======== LISTING

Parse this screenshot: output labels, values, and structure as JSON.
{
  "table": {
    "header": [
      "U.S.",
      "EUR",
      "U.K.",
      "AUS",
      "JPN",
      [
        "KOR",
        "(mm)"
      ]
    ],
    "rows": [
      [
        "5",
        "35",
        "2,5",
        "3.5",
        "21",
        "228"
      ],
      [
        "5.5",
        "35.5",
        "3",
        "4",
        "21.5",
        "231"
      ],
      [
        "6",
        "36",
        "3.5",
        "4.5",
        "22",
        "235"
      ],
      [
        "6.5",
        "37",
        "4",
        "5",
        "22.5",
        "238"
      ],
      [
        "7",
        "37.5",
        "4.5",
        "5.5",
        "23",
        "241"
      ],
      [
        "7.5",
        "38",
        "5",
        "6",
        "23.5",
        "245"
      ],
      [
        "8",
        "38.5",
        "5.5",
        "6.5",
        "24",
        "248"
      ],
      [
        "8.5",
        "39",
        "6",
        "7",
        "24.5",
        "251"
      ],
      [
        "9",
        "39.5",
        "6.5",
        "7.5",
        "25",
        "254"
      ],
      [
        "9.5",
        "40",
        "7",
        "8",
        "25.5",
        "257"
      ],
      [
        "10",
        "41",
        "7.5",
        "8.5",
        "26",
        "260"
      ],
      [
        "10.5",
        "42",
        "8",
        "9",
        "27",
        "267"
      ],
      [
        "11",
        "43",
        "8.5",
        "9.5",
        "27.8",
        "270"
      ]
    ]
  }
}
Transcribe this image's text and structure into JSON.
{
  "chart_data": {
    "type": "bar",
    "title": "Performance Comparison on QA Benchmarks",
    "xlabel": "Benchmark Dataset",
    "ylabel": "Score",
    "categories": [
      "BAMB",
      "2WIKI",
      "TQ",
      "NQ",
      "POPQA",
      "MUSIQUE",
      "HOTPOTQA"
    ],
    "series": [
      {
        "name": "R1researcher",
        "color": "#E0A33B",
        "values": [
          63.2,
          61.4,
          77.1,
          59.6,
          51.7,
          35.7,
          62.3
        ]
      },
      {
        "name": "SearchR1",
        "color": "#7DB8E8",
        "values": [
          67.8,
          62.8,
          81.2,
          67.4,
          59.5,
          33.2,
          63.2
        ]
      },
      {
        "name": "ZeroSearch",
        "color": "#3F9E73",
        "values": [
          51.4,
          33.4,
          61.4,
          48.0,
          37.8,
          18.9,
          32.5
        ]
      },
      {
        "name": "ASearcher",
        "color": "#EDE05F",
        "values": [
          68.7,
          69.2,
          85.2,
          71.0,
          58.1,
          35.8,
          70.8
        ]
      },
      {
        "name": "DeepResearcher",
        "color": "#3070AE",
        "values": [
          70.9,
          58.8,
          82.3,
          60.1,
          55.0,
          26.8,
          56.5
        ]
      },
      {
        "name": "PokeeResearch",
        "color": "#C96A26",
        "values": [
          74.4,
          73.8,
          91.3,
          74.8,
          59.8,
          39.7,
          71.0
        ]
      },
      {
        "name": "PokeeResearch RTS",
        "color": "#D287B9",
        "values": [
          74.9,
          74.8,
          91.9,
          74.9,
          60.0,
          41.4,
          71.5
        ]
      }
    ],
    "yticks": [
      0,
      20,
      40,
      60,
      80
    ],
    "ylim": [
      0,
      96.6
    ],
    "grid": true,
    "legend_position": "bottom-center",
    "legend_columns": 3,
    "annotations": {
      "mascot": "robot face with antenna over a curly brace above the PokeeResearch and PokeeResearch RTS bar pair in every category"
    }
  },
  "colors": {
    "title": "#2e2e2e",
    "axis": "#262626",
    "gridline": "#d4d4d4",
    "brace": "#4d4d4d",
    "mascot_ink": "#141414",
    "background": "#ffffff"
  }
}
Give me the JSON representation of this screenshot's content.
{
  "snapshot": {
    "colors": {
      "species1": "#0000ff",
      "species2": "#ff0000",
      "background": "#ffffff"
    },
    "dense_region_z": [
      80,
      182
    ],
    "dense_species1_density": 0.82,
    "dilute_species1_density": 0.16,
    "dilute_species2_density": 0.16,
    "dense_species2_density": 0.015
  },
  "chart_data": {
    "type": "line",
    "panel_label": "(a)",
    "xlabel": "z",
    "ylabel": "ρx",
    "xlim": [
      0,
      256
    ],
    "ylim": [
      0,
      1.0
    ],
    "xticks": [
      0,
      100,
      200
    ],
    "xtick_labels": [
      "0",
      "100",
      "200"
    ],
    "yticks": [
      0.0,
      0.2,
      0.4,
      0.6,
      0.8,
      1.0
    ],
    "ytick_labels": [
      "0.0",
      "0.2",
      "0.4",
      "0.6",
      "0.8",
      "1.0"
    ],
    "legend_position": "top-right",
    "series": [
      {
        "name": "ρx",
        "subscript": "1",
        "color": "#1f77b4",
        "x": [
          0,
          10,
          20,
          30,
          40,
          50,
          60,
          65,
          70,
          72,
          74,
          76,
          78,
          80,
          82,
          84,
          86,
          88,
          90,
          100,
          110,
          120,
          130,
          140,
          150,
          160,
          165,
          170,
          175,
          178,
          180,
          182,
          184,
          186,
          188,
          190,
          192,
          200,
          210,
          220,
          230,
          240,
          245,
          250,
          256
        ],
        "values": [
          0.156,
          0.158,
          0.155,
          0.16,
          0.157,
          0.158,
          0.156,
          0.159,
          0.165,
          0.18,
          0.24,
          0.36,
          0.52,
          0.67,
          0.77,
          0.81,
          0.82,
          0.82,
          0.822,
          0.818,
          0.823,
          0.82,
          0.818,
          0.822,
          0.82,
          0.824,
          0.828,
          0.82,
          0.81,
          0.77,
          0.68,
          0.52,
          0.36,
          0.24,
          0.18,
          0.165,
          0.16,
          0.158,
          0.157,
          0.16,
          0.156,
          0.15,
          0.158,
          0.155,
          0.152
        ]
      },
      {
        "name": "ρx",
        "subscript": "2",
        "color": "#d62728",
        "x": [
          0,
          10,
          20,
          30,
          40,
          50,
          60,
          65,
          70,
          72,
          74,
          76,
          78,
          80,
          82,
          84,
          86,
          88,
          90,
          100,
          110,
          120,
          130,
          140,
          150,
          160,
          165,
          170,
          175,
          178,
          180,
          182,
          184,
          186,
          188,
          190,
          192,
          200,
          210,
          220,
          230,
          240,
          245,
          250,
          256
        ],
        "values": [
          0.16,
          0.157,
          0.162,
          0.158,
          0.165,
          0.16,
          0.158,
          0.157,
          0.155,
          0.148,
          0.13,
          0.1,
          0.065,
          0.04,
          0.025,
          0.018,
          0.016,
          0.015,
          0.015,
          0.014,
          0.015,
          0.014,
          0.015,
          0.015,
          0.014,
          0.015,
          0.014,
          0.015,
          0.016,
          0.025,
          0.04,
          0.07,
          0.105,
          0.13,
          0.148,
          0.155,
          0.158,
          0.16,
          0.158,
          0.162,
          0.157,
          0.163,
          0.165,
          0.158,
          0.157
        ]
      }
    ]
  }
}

================

### YOUR OBJECTIVE:
Write the whole listing out again. Keep every line exactly as it is.

### TASK RESULT:
Parse this screenshot: output labels, values, and structure as JSON.
{
  "table": {
    "header": [
      "U.S.",
      "EUR",
      "U.K.",
      "AUS",
      "JPN",
      [
        "KOR",
        "(mm)"
      ]
    ],
    "rows": [
      [
        "5",
        "35",
        "2,5",
        "3.5",
        "21",
        "228"
      ],
      [
        "5.5",
        "35.5",
        "3",
        "4",
        "21.5",
        "231"
      ],
      [
        "6",
        "36",
        "3.5",
        "4.5",
        "22",
        "235"
      ],
      [
        "6.5",
        "37",
        "4",
        "5",
        "22.5",
        "238"
      ],
      [
        "7",
        "37.5",
        "4.5",
        "5.5",
        "23",
        "241"
      ],
      [
        "7.5",
        "38",
        "5",
        "6",
        "23.5",
        "245"
      ],
      [
        "8",
        "38.5",
        "5.5",
        "6.5",
        "24",
        "248"
      ],
      [
        "8.5",
        "39",
        "6",
        "7",
        "24.5",
        "251"
      ],
      [
        "9",
        "39.5",
        "6.5",
        "7.5",
        "25",
        "254"
      ],
      [
        "9.5",
        "40",
        "7",
        "8",
        "25.5",
        "257"
      ],
      [
        "10",
        "41",
        "7.5",
        "8.5",
        "26",
        "260"
      ],
      [
        "10.5",
        "42",
        "8",
        "9",
        "27",
        "267"
      ],
      [
        "11",
        "43",
        "8.5",
        "9.5",
        "27.8",
        "270"
      ]
    ]
  }
}
Transcribe this image's text and structure into JSON.
{
  "chart_data": {
    "type": "bar",
    "title": "Performance Comparison on QA Benchmarks",
    "xlabel": "Benchmark Dataset",
    "ylabel": "Score",
    "categories": [
      "BAMB",
      "2WIKI",
      "TQ",
      "NQ",
      "POPQA",
      "MUSIQUE",
      "HOTPOTQA"
    ],
    "series": [
      {
        "name": "R1researcher",
        "color": "#E0A33B",
        "values": [
          63.2,
          61.4,
          77.1,
          59.6,
          51.7,
          35.7,
          62.3
        ]
      },
      {
        "name": "SearchR1",
        "color": "#7DB8E8",
        "values": [
          67.8,
          62.8,
          81.2,
          67.4,
          59.5,
          33.2,
          63.2
        ]
      },
      {
        "name": "ZeroSearch",
        "color": "#3F9E73",
        "values": [
          51.4,
          33.4,
          61.4,
          48.0,
          37.8,
          18.9,
          32.5
        ]
      },
      {
        "name": "ASearcher",
        "color": "#EDE05F",
        "values": [
          68.7,
          69.2,
          85.2,
          71.0,
          58.1,
          35.8,
          70.8
        ]
      },
      {
        "name": "DeepResearcher",
        "color": "#3070AE",
        "values": [
          70.9,
          58.8,
          82.3,
          60.1,
          55.0,
          26.8,
          56.5
        ]
      },
      {
        "name": "PokeeResearch",
        "color": "#C96A26",
        "values": [
          74.4,
          73.8,
          91.3,
          74.8,
          59.8,
          39.7,
          71.0
        ]
      },
      {
        "name": "PokeeResearch RTS",
        "color": "#D287B9",
        "values": [
          74.9,
          74.8,
          91.9,
          74.9,
          60.0,
          41.4,
          71.5
        ]
      }
    ],
    "yticks": [
      0,
      20,
      40,
      60,
      80
    ],
    "ylim": [
      0,
      96.6
    ],
    "grid": true,
    "legend_position": "bottom-center",
    "legend_columns": 3,
    "annotations": {
      "mascot": "robot face with antenna over a curly brace above the PokeeResearch and PokeeResearch RTS bar pair in every category"
    }
  },
  "colors": {
    "title": "#2e2e2e",
    "axis": "#262626",
    "gridline": "#d4d4d4",
    "brace": "#4d4d4d",
    "mascot_ink": "#141414",
    "background": "#ffffff"
  }
}
Give me the JSON representation of this screenshot's content.
{
  "snapshot": {
    "colors": {
      "species1": "#0000ff",
      "species2": "#ff0000",
      "background": "#ffffff"
    },
    "dense_region_z": [
      80,
      182
    ],
    "dense_species1_density": 0.82,
    "dilute_species1_density": 0.16,
    "dilute_species2_density": 0.16,
    "dense_species2_density": 0.015
  },
  "chart_data": {
    "type": "line",
    "panel_label": "(a)",
    "xlabel": "z",
    "ylabel": "ρx",
    "xlim": [
      0,
      256
    ],
    "ylim": [
      0,
      1.0
    ],
    "xticks": [
      0,
      100,
      200
    ],
    "xtick_labels": [
      "0",
      "100",
      "200"
    ],
    "yticks": [
      0.0,
      0.2,
      0.4,
      0.6,
      0.8,
      1.0
    ],
    "ytick_labels": [
      "0.0",
      "0.2",
      "0.4",
      "0.6",
      "0.8",
      "1.0"
    ],
    "legend_position": "top-right",
    "series": [
      {
        "name": "ρx",
        "subscript": "1",
        "color": "#1f77b4",
        "x": [
          0,
          10,
          20,
          30,
          40,
          50,
          60,
          65,
          70,
          72,
          74,
          76,
          78,
          80,
          82,
          84,
          86,
          88,
          90,
          100,
          110,
          120,
          130,
          140,
          150,
          160,
          165,
          170,
          175,
          178,
          180,
          182,
          184,
          186,
          188,
          190,
          192,
          200,
          210,
          220,
          230,
          240,
          245,
          250,
          256
        ],
        "values": [
          0.156,
          0.158,
          0.155,
          0.16,
          0.157,
          0.158,
          0.156,
          0.159,
          0.165,
          0.18,
          0.24,
          0.36,
          0.52,
          0.67,
          0.77,
          0.81,
          0.82,
          0.82,
          0.822,
          0.818,
          0.823,
          0.82,
          0.818,
          0.822,
          0.82,
          0.824,
          0.828,
          0.82,
          0.81,
          0.77,
          0.68,
          0.52,
          0.36,
          0.24,
          0.18,
          0.165,
          0.16,
          0.158,
          0.157,
          0.16,
          0.156,
          0.15,
          0.158,
          0.155,
          0.152
        ]
      },
      {
        "name": "ρx",
        "subscript": "2",
        "color": "#d62728",
        "x": [
          0,
          10,
          20,
          30,
          40,
          50,
          60,
          65,
          70,
          72,
          74,
          76,
          78,
          80,
          82,
          84,
          86,
          88,
          90,
          100,
          110,
          120,
          130,
          140,
          150,
          160,
          165,
          170,
          175,
          178,
          180,
          182,
          184,
          186,
          188,
          190,
          192,
          200,
          210,
          220,
          230,
          240,
          245,
          250,
          256
        ],
        "values": [
          0.16,
          0.157,
          0.162,
          0.158,
          0.165,
          0.16,
          0.158,
          0.157,
          0.155,
          0.148,
          0.13,
          0.1,
          0.065,
          0.04,
          0.025,
          0.018,
          0.016,
          0.015,
          0.015,
          0.014,
          0.015,
          0.014,
          0.015,
          0.015,
          0.014,
          0.015,
          0.014,
          0.015,
          0.016,
          0.025,
          0.04,
          0.07,
          0.105,
          0.13,
          0.148,
          0.155,
          0.158,
          0.16,
          0.158,
          0.162,
          0.157,
          0.163,
          0.165,
          0.158,
          0.157
        ]
      }
    ]
  }
}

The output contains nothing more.